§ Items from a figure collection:
#####
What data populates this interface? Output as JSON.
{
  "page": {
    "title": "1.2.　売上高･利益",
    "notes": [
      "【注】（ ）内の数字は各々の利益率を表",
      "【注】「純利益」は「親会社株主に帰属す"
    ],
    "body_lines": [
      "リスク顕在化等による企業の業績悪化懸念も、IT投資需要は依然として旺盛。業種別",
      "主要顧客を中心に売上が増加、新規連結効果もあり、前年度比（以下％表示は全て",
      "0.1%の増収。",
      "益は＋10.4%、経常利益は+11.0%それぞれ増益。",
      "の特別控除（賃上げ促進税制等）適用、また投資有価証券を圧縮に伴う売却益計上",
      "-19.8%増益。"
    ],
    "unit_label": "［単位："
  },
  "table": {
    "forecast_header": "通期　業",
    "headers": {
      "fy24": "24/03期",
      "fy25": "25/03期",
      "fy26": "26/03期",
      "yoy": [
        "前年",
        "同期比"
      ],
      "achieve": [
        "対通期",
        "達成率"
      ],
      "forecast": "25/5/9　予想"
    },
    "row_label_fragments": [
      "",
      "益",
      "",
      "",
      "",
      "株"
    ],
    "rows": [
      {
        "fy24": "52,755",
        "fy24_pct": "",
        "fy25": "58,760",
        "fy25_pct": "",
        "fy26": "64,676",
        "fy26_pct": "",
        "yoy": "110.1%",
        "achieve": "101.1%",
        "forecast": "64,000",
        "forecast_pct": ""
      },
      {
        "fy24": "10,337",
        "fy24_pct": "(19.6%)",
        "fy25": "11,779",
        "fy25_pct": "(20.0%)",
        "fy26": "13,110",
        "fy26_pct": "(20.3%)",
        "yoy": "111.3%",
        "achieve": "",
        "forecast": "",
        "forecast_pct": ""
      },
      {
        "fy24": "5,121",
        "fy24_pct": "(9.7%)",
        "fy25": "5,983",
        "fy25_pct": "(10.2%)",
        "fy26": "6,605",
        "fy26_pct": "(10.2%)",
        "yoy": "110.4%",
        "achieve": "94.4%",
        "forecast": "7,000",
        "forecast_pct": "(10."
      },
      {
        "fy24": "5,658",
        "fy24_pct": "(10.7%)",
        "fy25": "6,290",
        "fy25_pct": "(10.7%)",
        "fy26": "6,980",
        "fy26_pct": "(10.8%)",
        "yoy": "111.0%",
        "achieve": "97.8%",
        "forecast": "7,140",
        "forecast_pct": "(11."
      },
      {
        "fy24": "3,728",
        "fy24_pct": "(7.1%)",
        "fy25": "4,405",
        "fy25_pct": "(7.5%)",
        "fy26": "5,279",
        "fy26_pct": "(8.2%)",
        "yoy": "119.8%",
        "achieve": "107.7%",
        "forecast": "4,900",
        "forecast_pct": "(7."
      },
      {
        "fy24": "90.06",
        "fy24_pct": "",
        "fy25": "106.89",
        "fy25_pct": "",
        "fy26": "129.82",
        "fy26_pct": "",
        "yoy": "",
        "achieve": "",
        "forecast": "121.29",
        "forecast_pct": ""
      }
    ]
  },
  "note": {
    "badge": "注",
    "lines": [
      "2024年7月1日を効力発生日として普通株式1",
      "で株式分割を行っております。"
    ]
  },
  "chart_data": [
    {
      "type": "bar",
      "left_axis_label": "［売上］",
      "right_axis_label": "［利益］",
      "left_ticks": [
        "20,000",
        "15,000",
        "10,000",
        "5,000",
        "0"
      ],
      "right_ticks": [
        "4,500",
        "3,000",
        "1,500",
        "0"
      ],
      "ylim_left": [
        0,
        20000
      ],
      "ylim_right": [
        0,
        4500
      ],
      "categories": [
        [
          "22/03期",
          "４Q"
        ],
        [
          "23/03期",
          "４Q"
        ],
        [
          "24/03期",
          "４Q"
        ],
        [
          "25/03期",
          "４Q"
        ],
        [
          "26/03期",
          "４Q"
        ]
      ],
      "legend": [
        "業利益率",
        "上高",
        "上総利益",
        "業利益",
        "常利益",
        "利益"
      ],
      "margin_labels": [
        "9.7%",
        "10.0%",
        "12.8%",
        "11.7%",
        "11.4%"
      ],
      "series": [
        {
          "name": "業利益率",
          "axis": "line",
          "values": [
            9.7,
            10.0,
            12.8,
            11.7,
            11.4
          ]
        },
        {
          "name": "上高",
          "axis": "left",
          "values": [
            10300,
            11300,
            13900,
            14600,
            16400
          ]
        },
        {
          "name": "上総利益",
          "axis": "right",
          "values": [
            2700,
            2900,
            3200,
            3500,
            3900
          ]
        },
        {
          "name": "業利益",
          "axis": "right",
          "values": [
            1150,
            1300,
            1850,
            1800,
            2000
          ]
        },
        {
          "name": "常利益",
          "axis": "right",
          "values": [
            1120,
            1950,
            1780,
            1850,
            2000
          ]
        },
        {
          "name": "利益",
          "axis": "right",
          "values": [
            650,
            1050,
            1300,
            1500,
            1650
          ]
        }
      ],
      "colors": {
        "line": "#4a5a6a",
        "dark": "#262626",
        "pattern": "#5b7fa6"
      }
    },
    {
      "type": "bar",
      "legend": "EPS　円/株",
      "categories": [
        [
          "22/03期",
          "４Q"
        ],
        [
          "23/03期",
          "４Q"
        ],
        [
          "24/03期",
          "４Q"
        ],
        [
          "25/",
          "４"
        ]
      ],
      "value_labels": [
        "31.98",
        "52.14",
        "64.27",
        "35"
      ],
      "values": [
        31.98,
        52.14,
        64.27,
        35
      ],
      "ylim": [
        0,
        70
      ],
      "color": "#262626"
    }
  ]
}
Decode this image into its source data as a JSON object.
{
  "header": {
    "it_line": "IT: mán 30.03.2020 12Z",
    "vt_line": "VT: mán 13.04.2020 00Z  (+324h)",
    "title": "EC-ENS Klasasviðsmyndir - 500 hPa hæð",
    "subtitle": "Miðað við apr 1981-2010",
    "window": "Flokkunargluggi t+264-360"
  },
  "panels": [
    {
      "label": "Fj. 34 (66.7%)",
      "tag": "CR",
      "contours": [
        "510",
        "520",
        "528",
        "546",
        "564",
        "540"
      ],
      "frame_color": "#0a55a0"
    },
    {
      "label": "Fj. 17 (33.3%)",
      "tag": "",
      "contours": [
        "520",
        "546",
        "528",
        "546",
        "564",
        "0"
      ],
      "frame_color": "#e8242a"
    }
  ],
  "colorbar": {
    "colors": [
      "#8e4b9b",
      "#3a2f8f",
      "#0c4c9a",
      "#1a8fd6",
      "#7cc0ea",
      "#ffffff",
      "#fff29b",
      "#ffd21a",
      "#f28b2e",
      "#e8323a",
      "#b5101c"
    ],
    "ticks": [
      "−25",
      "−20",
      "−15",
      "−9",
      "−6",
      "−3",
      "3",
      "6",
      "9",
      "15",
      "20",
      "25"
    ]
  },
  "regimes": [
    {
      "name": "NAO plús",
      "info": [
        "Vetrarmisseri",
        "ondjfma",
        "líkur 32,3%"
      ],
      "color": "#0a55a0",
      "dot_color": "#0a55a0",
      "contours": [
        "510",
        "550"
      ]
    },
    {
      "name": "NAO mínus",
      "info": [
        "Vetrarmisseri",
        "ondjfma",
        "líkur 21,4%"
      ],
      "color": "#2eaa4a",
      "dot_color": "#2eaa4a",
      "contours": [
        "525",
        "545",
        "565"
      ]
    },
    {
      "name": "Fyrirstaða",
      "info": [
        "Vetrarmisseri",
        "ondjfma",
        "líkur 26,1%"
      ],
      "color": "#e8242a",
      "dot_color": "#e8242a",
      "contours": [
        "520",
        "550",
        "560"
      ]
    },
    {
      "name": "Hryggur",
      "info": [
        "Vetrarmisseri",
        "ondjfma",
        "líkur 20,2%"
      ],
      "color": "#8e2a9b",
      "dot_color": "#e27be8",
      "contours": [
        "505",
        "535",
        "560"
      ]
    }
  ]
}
#####
§ EXERCISE AIM:
Report only the count of lines that include the string "this".

§ FULL ANSWER:
2